Things to do:
1. In the passage about Microsoft, how many boxes does the second speaker say run Microsoft's software?
2. Write the next part of the passage about Microsoft and how much control it holds, picking up after its final sentence.

But before it’s made the leap, another cell materialis­es that’s just as sympatheti­c and compelling. “Hey,” he says, “don’t you understand that Microsoft is doing its best? It’s got hundreds of millions of boxes running its software, and it doesn’t want to control you like [he’d flick his eyes towards the Apple store that somehow appeared nearby] certain other companies. It’s just trying to keep you safe.”

Because Microsoft could lock us down far more than it does. It could have forced us to stop using old computers many years ago, exerting the power of its effective monopoly to say “you can’t use that any more, use this”. It could also have followed Apple and taken full control of the hardware and software, leaving no room for anyone else.

Entries supplied:
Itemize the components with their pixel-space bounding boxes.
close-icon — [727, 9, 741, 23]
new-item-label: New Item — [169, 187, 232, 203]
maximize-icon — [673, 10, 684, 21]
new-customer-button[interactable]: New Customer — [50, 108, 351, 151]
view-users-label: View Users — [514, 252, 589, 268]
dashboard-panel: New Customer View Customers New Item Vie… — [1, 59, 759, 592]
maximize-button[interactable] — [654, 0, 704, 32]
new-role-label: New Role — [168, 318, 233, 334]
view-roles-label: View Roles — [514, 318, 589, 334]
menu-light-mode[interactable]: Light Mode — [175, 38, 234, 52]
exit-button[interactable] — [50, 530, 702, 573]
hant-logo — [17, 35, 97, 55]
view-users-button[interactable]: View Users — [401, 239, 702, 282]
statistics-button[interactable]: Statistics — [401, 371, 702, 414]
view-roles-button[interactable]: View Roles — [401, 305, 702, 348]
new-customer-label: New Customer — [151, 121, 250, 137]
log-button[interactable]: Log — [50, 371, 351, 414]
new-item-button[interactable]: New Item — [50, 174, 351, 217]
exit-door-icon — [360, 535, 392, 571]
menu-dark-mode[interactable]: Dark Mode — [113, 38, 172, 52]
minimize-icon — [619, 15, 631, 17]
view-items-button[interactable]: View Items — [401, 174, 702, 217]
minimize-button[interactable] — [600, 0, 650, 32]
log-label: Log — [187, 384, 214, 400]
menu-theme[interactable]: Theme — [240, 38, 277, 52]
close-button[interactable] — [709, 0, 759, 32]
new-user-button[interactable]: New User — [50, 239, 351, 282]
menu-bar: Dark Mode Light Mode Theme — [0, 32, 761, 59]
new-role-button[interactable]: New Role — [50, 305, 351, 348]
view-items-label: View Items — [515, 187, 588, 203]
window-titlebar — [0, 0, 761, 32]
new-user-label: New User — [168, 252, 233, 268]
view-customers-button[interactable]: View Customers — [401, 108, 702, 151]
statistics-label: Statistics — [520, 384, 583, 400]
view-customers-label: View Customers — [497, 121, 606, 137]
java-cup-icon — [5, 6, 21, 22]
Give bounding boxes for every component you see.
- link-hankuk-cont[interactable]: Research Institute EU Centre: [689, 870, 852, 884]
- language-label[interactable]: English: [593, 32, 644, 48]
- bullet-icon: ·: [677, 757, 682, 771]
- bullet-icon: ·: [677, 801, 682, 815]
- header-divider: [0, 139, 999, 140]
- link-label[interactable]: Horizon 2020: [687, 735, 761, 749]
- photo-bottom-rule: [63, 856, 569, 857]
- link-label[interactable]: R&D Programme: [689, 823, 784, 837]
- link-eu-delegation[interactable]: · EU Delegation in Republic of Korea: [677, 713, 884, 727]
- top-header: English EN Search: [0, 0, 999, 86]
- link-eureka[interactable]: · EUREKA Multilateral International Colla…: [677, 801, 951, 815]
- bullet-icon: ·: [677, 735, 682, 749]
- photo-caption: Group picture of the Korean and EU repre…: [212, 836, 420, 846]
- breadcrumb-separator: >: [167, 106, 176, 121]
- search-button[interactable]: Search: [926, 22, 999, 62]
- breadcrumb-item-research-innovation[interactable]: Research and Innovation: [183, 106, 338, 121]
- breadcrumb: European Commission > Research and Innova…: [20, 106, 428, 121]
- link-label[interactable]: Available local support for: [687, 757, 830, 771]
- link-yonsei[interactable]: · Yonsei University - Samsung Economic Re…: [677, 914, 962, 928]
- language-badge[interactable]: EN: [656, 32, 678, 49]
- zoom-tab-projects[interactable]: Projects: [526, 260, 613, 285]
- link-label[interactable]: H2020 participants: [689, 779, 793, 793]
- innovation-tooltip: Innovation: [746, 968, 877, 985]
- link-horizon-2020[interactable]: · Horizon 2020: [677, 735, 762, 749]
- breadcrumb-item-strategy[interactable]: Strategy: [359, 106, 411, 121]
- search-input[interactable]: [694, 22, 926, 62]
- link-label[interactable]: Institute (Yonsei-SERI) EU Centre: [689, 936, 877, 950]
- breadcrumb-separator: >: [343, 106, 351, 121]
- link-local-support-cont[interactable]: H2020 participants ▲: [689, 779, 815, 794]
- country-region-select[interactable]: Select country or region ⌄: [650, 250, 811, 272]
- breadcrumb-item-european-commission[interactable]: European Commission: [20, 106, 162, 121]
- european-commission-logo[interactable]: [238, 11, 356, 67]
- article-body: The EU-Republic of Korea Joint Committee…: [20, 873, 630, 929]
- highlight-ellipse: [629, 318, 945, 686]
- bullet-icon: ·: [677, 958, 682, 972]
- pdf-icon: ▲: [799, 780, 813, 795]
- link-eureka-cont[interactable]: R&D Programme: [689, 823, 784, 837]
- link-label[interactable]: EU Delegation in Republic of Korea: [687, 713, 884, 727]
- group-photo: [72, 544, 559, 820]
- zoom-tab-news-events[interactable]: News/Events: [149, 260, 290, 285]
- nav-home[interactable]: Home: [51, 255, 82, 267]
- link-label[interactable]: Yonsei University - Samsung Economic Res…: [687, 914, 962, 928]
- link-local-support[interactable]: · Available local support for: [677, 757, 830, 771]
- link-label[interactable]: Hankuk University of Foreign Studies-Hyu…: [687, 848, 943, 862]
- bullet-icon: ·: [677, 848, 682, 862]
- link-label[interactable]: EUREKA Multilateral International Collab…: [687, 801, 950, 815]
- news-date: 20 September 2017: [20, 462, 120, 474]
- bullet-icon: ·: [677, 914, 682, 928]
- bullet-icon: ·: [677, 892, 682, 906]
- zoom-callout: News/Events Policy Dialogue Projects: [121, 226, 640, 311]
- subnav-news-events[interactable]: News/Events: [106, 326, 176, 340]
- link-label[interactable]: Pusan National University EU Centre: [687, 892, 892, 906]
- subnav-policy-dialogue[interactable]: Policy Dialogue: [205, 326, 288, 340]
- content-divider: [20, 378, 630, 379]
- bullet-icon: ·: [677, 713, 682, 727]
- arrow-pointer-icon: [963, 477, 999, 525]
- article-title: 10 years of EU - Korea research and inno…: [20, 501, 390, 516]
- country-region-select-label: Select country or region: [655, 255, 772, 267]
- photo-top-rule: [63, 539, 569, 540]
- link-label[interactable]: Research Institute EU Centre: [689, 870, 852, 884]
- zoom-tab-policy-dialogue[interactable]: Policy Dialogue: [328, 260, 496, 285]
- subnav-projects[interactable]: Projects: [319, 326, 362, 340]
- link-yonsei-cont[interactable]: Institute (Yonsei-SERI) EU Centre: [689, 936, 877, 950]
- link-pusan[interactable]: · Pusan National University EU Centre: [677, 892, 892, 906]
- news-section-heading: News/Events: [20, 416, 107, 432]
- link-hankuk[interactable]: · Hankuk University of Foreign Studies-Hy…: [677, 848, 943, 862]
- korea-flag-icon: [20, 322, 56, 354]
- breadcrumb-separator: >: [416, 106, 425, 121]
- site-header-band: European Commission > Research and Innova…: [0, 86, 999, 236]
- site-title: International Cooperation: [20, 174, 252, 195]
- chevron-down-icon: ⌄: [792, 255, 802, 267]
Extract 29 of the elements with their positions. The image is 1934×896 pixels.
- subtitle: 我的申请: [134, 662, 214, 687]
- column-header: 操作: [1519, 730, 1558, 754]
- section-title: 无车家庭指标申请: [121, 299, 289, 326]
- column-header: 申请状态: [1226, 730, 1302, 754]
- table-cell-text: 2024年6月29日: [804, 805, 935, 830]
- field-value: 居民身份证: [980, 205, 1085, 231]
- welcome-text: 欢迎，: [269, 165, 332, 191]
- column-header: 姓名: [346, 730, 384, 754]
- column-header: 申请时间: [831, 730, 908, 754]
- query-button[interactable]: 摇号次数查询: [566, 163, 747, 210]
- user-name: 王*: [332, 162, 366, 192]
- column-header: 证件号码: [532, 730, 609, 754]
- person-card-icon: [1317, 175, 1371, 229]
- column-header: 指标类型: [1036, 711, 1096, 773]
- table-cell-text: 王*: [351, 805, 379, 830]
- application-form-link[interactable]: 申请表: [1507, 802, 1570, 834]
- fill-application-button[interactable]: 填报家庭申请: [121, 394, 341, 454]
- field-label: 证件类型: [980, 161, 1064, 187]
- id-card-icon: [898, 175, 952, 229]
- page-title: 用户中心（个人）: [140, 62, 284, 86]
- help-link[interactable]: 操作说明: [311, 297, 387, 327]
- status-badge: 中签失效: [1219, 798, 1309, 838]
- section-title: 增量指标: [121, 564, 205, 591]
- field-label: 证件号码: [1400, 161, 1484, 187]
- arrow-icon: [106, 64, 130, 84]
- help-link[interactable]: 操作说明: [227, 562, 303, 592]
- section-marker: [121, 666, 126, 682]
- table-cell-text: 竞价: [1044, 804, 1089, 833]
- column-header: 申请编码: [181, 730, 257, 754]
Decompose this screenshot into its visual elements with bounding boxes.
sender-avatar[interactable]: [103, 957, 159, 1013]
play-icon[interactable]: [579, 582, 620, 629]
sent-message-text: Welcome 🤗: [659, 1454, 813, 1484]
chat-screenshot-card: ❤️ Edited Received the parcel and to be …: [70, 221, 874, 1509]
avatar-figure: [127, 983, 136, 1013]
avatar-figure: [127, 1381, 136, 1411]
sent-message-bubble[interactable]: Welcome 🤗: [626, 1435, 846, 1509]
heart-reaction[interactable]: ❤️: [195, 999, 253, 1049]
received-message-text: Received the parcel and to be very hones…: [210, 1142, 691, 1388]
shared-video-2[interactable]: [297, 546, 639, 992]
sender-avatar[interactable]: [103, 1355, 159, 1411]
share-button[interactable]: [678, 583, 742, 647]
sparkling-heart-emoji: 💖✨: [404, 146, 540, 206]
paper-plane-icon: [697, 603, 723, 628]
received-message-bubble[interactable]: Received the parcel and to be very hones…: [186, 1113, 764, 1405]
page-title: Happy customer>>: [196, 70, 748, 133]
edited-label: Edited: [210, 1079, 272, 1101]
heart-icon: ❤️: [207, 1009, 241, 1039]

Solved problems:
1. Hundreds of millions.

2.
I’m not naive enough to believe that Microsoft does this in its role of benevolent uncle – money is always king – but surely the end result is ample reward. For example, let’s celebrate the fact that in 2018 a British company such as PC Specialist can create a bespoke computer based on Windows, with no obligation to use anything made by Microsoft other than the operating system ( see p56). That Scan, another proud British company, can customise a laptop to the exact wishes of its customers ( see p57).

Yes, we should criticise Microsoft when it gets things wrong, and, yes, we need some people to get angry so that improvemen­ts happen. Just occasional­ly, though, let’s congratula­te a company for making enough right decisions over the past 40 years to give us the amazing technology we take advantage of today.